Records:
- - - -

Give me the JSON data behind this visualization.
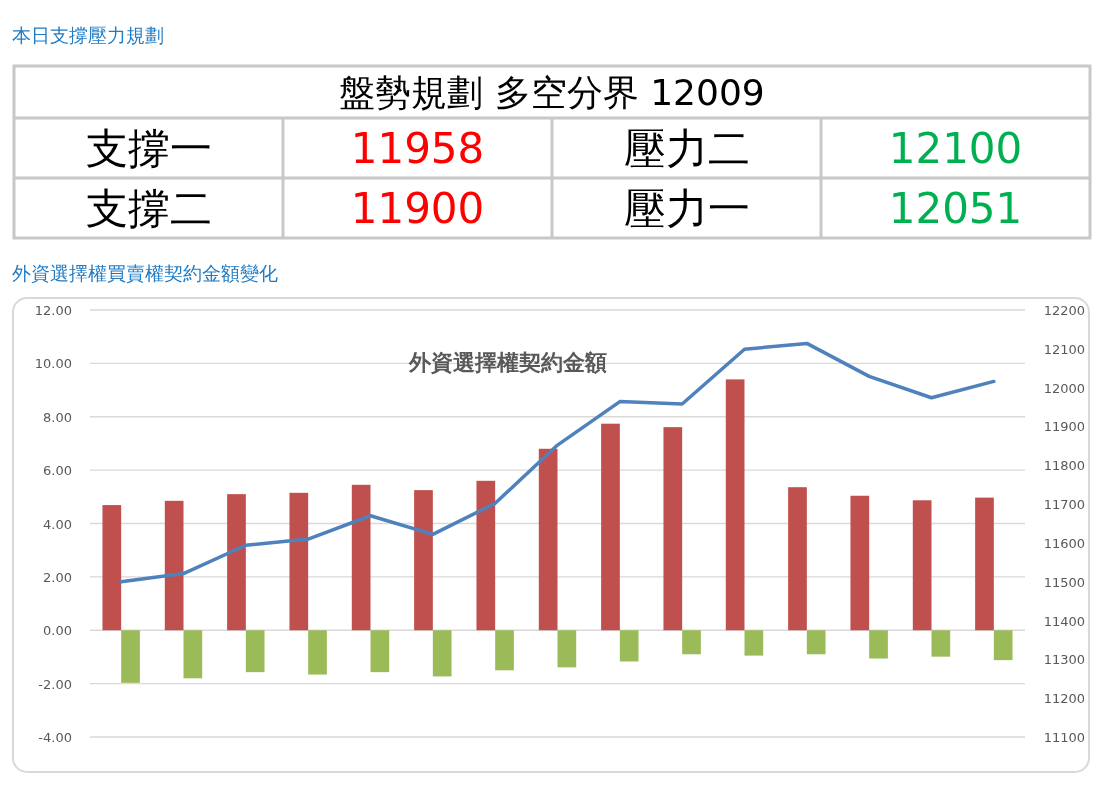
{
  "chart_data": [
    {
      "type": "other",
      "title": "本日支撐壓力規劃",
      "subtitle": "盤勢規劃 多空分界 12009",
      "annotations": [
        "支撐一",
        "11958",
        "壓力二",
        "12100",
        "支撐二",
        "11900",
        "壓力一",
        "12051"
      ],
      "colors": [
        "#000000",
        "#ff0000",
        "#000000",
        "#00b050",
        "#000000",
        "#ff0000",
        "#000000",
        "#00b050"
      ]
    },
    {
      "type": "bar",
      "title": "外資選擇權買賣權契約金額變化",
      "subtitle": "外資選擇權契約金額",
      "categories": [
        null,
        null,
        null,
        null,
        null,
        null,
        null,
        null,
        null,
        null,
        null,
        null,
        null,
        null,
        null
      ],
      "series": [
        {
          "type": "bar",
          "color": "#c0504d",
          "values": [
            4.69,
            4.85,
            5.1,
            5.15,
            5.45,
            5.25,
            5.6,
            6.8,
            7.74,
            7.61,
            9.4,
            5.36,
            5.04,
            4.87,
            4.97
          ]
        },
        {
          "type": "bar",
          "color": "#9bbb59",
          "values": [
            -1.97,
            -1.8,
            -1.57,
            -1.66,
            -1.57,
            -1.73,
            -1.5,
            -1.39,
            -1.17,
            -0.9,
            -0.95,
            -0.9,
            -1.06,
            -0.99,
            -1.12
          ]
        },
        {
          "type": "line",
          "axis": "y2",
          "color": "#4f81bd",
          "values": [
            11500,
            11521,
            11594,
            11610,
            11670,
            11622,
            11702,
            11852,
            11964,
            11958,
            12099,
            12114,
            12029,
            11974,
            12016
          ]
        }
      ],
      "ylim": [
        -4,
        12
      ],
      "yticks": [
        {
          "value": -4,
          "label": "-4.00"
        },
        {
          "value": -2,
          "label": "-2.00"
        },
        {
          "value": 0,
          "label": "0.00"
        },
        {
          "value": 2,
          "label": "2.00"
        },
        {
          "value": 4,
          "label": "4.00"
        },
        {
          "value": 6,
          "label": "6.00"
        },
        {
          "value": 8,
          "label": "8.00"
        },
        {
          "value": 10,
          "label": "10.00"
        },
        {
          "value": 12,
          "label": "12.00"
        }
      ],
      "y2lim": [
        11100,
        12200
      ],
      "y2ticks": [
        11100,
        11200,
        11300,
        11400,
        11500,
        11600,
        11700,
        11800,
        11900,
        12000,
        12100,
        12200
      ],
      "grid": "y",
      "marker": "none",
      "line_style": "solid"
    }
  ]
}
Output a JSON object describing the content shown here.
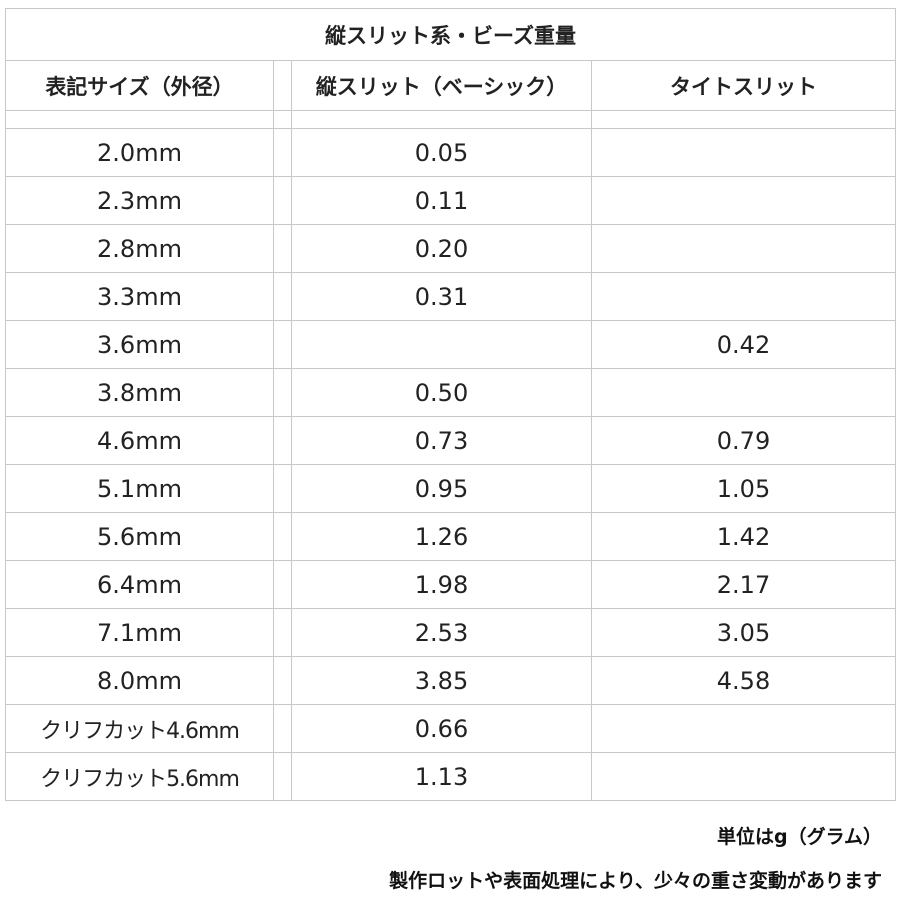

- - - -

Aim of the exercise:
Make a word-for-word copy of the entries, without any pictures.

Exercise solution:
Give me the JSON data behind this visualization.
{
  "chart_data": [
    {
      "type": "other",
      "title": "本日支撐壓力規劃",
      "subtitle": "盤勢規劃 多空分界 12009",
      "annotations": [
        "支撐一",
        "11958",
        "壓力二",
        "12100",
        "支撐二",
        "11900",
        "壓力一",
        "12051"
      ],
      "colors": [
        "#000000",
        "#ff0000",
        "#000000",
        "#00b050",
        "#000000",
        "#ff0000",
        "#000000",
        "#00b050"
      ]
    },
    {
      "type": "bar",
      "title": "外資選擇權買賣權契約金額變化",
      "subtitle": "外資選擇權契約金額",
      "categories": [
        null,
        null,
        null,
        null,
        null,
        null,
        null,
        null,
        null,
        null,
        null,
        null,
        null,
        null,
        null
      ],
      "series": [
        {
          "type": "bar",
          "color": "#c0504d",
          "values": [
            4.69,
            4.85,
            5.1,
            5.15,
            5.45,
            5.25,
            5.6,
            6.8,
            7.74,
            7.61,
            9.4,
            5.36,
            5.04,
            4.87,
            4.97
          ]
        },
        {
          "type": "bar",
          "color": "#9bbb59",
          "values": [
            -1.97,
            -1.8,
            -1.57,
            -1.66,
            -1.57,
            -1.73,
            -1.5,
            -1.39,
            -1.17,
            -0.9,
            -0.95,
            -0.9,
            -1.06,
            -0.99,
            -1.12
          ]
        },
        {
          "type": "line",
          "axis": "y2",
          "color": "#4f81bd",
          "values": [
            11500,
            11521,
            11594,
            11610,
            11670,
            11622,
            11702,
            11852,
            11964,
            11958,
            12099,
            12114,
            12029,
            11974,
            12016
          ]
        }
      ],
      "ylim": [
        -4,
        12
      ],
      "yticks": [
        {
          "value": -4,
          "label": "-4.00"
        },
        {
          "value": -2,
          "label": "-2.00"
        },
        {
          "value": 0,
          "label": "0.00"
        },
        {
          "value": 2,
          "label": "2.00"
        },
        {
          "value": 4,
          "label": "4.00"
        },
        {
          "value": 6,
          "label": "6.00"
        },
        {
          "value": 8,
          "label": "8.00"
        },
        {
          "value": 10,
          "label": "10.00"
        },
        {
          "value": 12,
          "label": "12.00"
        }
      ],
      "y2lim": [
        11100,
        12200
      ],
      "y2ticks": [
        11100,
        11200,
        11300,
        11400,
        11500,
        11600,
        11700,
        11800,
        11900,
        12000,
        12100,
        12200
      ],
      "grid": "y",
      "marker": "none",
      "line_style": "solid"
    }
  ]
}
Output a JSON object describing the content shown here.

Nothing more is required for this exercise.